(Beginning of DATA SHOWN)
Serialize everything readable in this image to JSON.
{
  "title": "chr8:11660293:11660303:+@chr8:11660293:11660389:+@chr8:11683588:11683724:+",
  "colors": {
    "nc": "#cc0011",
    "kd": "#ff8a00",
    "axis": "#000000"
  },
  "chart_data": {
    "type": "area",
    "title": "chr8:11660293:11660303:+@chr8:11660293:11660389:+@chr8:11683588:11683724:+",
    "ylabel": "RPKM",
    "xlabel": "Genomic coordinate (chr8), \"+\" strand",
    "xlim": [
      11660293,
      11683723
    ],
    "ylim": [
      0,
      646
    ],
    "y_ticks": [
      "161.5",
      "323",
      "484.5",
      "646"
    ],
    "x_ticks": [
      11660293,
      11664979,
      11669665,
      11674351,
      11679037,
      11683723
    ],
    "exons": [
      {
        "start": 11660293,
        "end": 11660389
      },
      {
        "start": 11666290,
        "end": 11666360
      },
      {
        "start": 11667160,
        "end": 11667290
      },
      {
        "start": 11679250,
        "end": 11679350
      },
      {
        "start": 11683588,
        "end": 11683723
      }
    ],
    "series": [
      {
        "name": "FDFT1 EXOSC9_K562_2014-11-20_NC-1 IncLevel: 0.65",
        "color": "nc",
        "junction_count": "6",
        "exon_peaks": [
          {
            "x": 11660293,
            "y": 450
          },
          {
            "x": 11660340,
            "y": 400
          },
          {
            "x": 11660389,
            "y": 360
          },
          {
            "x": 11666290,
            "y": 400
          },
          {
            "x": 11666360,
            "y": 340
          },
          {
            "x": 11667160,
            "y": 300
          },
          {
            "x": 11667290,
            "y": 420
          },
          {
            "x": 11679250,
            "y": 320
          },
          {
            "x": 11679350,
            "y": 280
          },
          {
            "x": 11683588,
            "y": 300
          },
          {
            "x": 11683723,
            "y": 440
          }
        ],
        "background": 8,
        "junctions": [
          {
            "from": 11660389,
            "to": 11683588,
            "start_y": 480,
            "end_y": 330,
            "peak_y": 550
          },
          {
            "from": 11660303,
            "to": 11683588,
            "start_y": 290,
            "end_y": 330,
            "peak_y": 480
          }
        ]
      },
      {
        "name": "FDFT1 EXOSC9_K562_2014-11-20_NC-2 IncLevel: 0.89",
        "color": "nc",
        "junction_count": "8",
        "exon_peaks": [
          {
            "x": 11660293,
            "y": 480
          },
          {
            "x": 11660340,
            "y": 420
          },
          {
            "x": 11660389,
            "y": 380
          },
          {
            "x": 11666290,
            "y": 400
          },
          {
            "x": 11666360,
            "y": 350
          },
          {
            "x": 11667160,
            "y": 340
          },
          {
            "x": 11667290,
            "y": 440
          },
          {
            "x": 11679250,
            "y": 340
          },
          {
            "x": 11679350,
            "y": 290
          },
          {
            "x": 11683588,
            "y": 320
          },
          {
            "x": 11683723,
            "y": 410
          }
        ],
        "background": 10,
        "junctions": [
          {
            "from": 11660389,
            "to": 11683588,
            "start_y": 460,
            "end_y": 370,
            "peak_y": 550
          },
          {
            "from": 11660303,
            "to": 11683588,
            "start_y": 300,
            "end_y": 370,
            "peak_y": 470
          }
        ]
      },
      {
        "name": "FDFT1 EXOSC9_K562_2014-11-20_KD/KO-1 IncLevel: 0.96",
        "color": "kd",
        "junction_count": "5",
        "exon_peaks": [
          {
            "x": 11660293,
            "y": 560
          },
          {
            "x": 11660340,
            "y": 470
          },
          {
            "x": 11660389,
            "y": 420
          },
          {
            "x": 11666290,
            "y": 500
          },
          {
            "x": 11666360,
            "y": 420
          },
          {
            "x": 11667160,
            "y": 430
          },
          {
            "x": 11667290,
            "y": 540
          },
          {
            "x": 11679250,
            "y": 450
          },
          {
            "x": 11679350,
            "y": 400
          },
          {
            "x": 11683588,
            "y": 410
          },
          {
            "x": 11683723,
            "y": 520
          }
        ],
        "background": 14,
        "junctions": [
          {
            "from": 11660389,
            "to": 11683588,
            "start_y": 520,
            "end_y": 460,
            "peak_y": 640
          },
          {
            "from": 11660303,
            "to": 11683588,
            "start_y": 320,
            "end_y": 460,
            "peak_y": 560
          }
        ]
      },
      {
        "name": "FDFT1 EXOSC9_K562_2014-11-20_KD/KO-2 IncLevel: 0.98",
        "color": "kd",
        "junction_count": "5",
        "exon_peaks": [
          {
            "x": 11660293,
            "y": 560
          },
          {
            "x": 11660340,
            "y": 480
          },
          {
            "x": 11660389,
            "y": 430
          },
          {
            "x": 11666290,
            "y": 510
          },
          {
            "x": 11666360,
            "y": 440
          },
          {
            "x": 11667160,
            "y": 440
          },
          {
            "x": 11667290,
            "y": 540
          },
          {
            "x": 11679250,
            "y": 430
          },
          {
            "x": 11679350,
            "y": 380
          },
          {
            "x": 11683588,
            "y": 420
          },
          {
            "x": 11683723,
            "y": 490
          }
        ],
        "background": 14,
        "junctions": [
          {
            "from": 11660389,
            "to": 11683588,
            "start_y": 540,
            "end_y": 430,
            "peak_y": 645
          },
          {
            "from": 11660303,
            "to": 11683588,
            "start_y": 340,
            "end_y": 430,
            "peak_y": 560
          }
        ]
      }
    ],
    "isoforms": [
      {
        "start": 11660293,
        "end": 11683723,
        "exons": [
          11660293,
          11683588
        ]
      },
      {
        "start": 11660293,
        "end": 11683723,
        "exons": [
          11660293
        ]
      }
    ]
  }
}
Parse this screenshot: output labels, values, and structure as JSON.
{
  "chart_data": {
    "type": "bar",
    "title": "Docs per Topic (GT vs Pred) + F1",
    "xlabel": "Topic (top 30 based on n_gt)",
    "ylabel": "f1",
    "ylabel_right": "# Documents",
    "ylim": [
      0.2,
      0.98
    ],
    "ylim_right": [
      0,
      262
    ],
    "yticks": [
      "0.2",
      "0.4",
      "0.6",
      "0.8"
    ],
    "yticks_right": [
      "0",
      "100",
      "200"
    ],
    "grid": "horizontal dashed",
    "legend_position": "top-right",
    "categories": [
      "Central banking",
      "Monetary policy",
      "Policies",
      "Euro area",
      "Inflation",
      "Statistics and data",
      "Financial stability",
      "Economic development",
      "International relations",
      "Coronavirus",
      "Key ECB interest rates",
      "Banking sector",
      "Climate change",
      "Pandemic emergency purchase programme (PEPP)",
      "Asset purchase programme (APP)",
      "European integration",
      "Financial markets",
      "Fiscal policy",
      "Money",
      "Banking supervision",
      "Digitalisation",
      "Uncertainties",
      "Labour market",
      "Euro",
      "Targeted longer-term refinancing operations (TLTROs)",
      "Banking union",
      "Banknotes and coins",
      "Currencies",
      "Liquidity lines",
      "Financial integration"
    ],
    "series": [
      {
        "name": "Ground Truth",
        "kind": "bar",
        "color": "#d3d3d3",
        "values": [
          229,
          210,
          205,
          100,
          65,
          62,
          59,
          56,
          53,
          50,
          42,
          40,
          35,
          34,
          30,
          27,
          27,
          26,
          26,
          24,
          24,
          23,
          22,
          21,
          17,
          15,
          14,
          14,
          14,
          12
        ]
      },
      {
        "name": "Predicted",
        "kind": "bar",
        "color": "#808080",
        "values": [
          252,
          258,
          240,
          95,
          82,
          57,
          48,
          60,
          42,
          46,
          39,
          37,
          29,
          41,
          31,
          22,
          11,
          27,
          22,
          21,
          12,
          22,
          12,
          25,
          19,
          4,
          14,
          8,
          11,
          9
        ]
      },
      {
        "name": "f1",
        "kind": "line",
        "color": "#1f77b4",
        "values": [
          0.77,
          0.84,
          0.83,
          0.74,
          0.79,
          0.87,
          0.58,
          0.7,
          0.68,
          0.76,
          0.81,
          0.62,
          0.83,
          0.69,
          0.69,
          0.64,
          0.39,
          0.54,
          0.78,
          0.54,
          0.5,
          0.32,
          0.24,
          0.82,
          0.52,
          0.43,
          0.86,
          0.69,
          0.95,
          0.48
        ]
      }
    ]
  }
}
(End of DATA SHOWN)
EXERCISE DETAILS:
Within the listing, how many lines carry the word "purchase"? Answer with the number alone.

ANSWER TO THE EXERCISE:
2